> **REQUIRED TASK**: Give the count of lines that include the string "from". Add nothing to it.

══ DATA ROWS

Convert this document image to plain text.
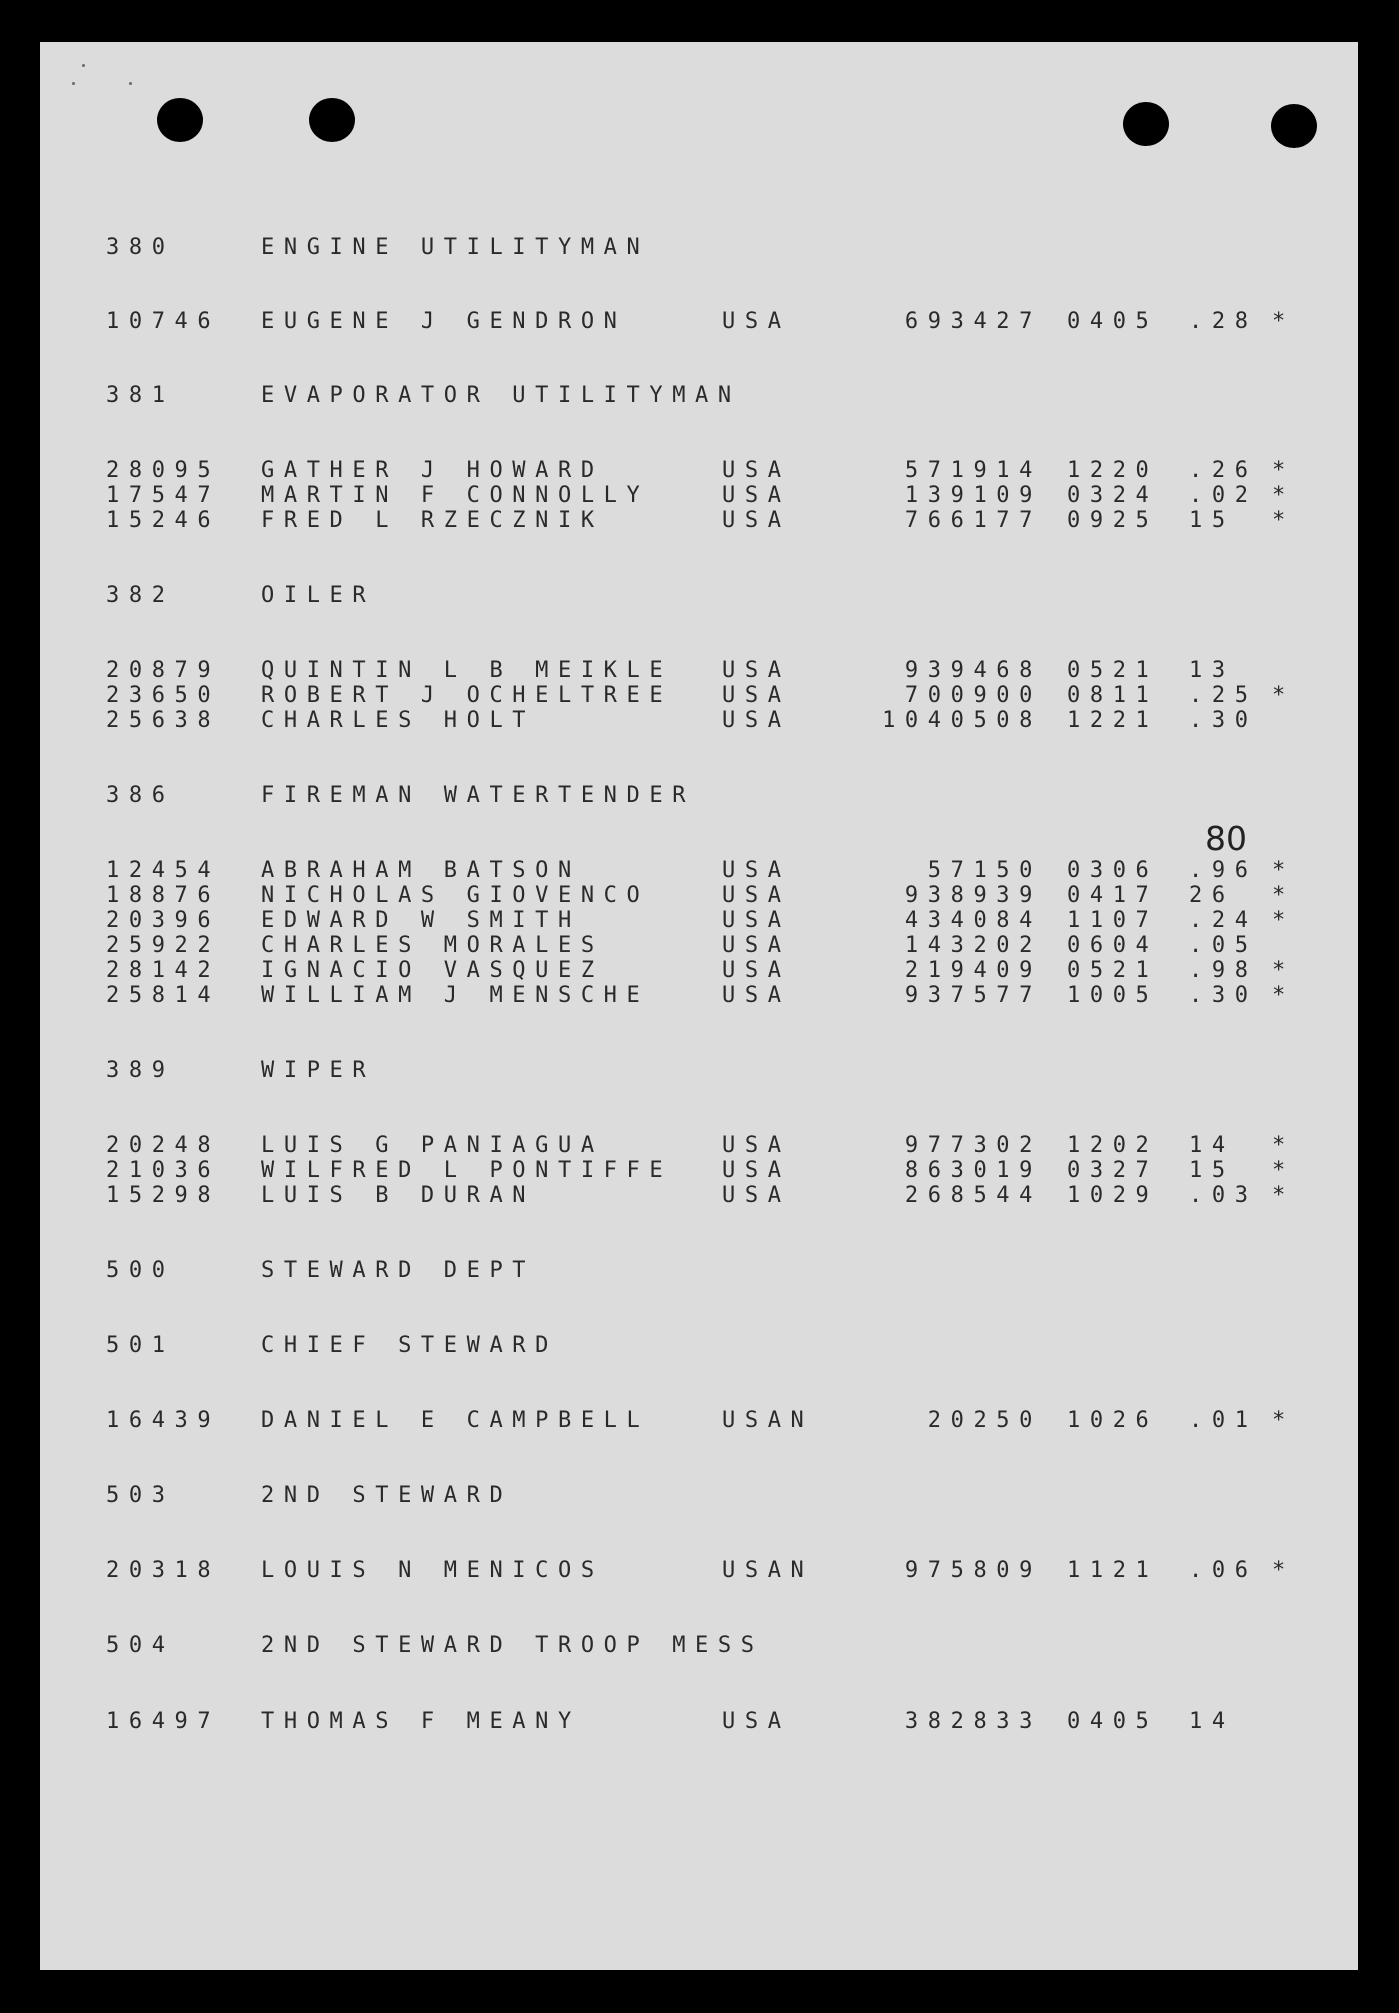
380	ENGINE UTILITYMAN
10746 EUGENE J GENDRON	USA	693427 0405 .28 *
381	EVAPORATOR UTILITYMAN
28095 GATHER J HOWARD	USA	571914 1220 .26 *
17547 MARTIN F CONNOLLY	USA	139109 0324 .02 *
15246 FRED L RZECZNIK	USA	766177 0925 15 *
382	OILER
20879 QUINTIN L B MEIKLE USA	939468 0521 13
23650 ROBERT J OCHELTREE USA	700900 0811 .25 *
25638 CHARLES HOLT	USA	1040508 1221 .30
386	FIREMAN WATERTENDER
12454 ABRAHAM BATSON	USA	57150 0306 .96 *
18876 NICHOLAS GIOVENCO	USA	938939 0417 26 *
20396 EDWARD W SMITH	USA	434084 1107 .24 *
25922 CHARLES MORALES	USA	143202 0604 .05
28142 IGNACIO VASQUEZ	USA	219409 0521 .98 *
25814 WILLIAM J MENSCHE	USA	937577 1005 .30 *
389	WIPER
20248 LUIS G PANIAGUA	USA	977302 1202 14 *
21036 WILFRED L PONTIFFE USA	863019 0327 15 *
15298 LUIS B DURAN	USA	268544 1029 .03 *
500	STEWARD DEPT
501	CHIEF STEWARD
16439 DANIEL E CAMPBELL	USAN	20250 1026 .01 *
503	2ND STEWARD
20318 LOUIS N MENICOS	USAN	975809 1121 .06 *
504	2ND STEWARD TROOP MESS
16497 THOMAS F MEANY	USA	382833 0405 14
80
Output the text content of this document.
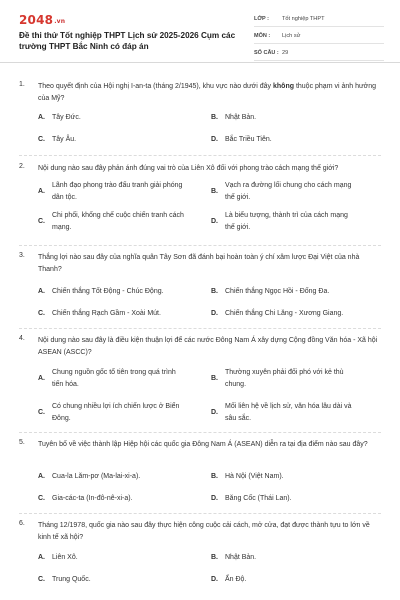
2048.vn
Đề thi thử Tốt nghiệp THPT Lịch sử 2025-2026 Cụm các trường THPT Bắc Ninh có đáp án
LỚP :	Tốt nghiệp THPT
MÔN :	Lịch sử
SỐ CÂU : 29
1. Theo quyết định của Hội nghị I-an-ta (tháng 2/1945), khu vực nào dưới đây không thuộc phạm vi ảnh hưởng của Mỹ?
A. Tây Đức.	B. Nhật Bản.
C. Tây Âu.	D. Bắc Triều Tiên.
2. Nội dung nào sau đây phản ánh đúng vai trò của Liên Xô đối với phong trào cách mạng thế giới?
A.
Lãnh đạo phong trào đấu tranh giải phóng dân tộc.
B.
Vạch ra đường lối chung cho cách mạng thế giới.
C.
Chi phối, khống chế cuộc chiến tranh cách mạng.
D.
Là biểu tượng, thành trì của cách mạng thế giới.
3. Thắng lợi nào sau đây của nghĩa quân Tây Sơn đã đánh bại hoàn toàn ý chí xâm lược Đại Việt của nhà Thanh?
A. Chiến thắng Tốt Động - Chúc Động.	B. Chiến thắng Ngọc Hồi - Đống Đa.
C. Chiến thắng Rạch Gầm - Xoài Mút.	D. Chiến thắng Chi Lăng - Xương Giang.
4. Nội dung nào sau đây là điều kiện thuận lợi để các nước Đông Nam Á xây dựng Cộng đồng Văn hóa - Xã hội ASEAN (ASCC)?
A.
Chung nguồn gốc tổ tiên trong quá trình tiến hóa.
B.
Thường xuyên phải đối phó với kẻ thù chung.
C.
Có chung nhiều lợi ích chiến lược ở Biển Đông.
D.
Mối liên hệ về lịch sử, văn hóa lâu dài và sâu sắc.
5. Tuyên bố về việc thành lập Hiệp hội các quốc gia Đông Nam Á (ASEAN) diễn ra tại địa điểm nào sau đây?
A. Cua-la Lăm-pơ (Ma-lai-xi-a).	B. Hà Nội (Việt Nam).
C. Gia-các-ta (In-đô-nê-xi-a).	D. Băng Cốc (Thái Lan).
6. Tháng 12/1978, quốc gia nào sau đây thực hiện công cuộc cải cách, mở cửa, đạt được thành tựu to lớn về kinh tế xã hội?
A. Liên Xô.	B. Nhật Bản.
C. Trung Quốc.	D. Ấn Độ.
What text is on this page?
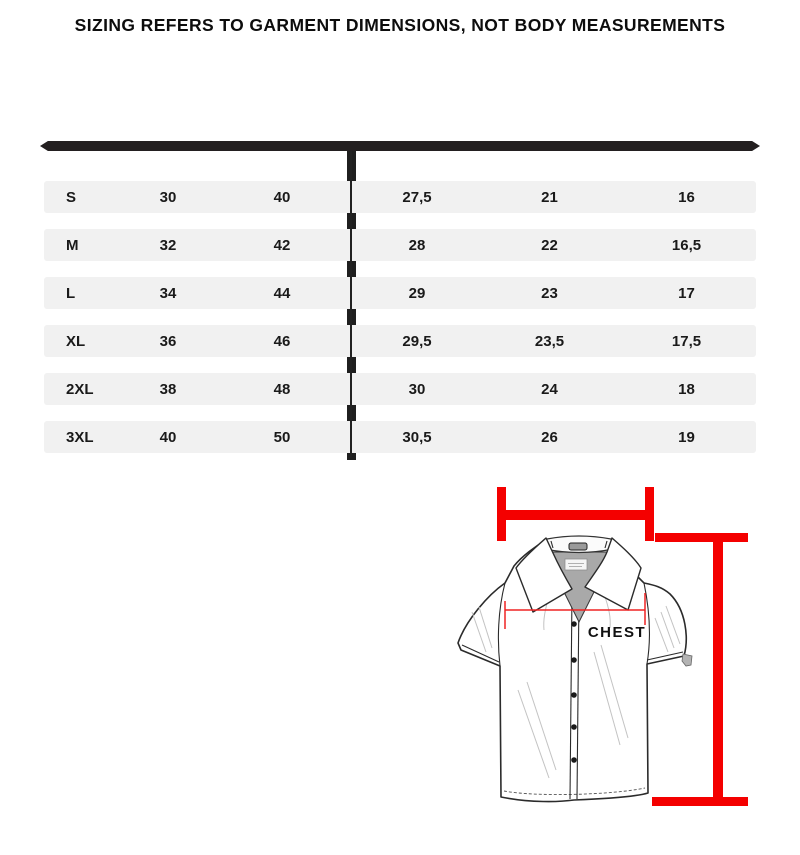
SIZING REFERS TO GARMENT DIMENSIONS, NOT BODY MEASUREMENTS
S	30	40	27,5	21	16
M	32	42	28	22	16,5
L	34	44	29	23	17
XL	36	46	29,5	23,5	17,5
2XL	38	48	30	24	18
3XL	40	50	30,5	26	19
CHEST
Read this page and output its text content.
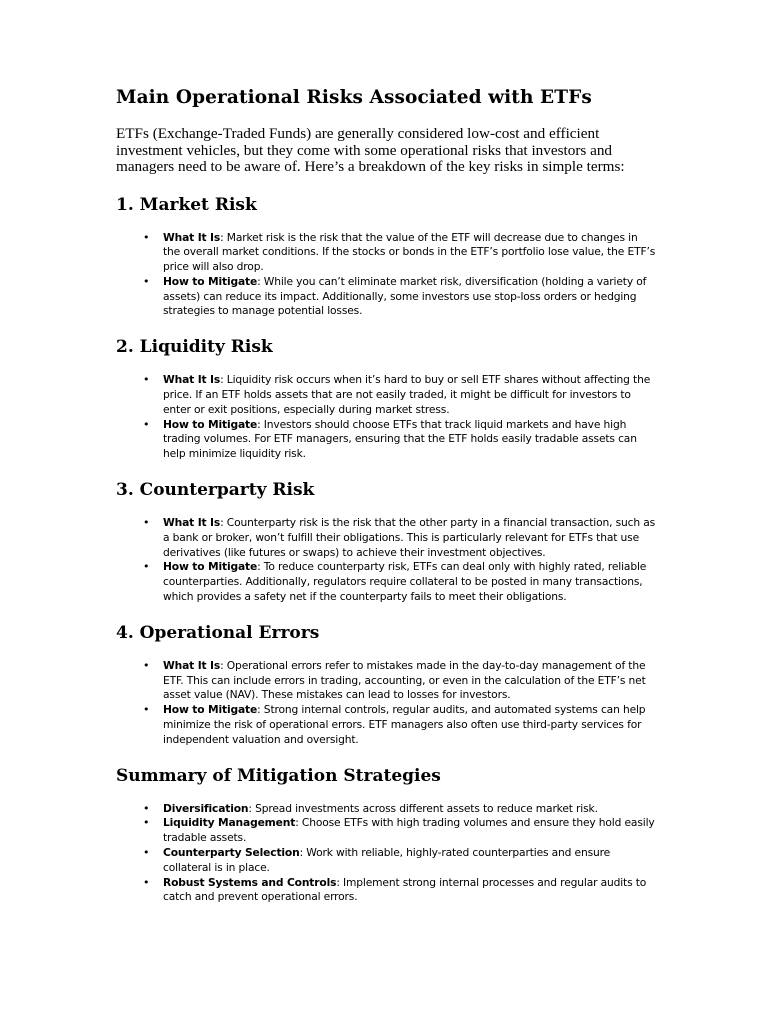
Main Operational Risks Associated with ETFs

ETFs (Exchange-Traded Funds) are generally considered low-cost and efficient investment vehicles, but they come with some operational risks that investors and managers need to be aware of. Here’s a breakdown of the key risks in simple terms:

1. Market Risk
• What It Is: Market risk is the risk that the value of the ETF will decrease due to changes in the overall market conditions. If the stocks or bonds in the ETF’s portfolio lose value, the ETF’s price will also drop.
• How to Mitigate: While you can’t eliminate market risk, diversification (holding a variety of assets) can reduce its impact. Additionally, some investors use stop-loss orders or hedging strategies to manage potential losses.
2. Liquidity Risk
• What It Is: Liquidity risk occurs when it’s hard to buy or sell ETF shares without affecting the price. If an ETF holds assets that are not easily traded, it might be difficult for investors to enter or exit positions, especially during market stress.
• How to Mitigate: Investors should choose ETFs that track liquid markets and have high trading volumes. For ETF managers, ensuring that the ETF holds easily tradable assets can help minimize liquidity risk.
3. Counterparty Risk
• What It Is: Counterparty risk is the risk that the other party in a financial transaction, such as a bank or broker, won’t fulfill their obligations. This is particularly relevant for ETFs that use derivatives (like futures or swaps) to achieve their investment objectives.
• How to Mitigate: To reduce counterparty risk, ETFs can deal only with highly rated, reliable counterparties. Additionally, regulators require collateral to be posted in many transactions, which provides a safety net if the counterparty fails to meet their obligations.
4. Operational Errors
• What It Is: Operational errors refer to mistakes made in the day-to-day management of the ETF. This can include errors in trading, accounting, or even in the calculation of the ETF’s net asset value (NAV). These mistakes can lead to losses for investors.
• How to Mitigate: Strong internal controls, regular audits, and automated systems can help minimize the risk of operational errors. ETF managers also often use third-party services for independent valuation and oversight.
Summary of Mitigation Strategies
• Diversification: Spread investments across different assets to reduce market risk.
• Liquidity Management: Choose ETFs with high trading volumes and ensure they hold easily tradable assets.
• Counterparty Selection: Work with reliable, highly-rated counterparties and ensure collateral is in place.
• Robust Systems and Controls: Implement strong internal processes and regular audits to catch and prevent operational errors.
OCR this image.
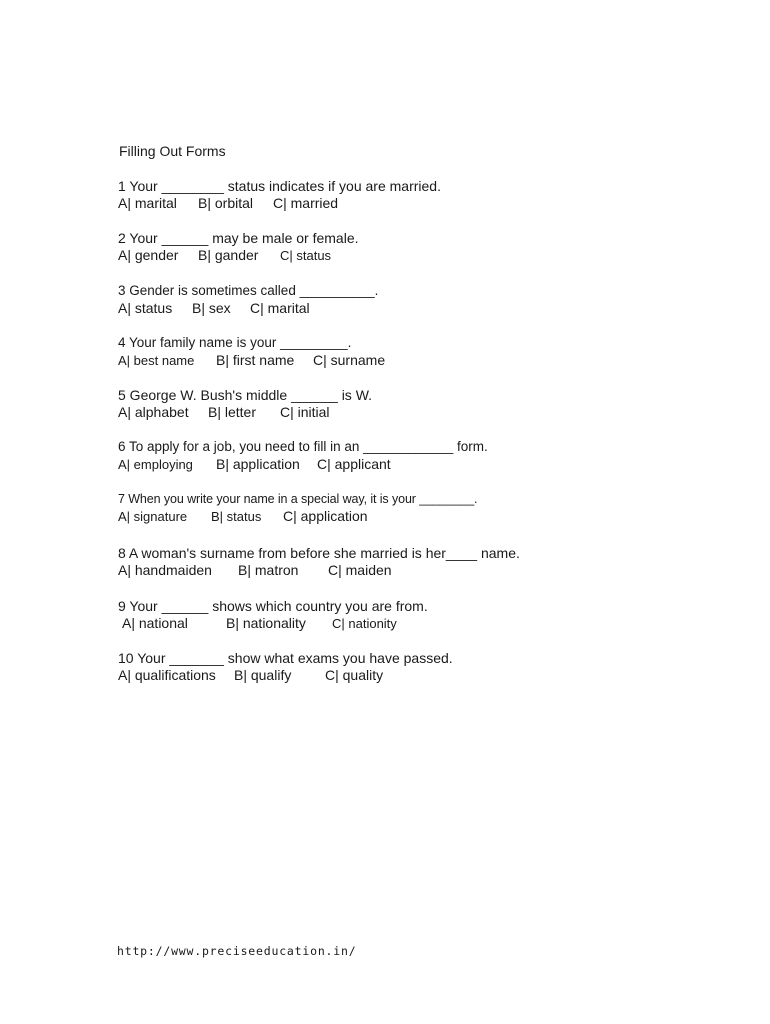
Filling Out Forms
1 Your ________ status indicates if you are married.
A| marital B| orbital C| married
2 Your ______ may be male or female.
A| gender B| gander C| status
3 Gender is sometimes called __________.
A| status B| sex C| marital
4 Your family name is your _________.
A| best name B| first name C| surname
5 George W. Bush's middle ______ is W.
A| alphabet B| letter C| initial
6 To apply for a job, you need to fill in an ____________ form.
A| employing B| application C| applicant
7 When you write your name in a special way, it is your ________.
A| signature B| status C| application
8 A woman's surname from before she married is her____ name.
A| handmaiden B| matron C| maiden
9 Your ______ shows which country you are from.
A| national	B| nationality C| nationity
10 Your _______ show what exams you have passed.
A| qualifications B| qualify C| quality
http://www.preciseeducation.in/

════

> **OUTPUT BELOW**: 2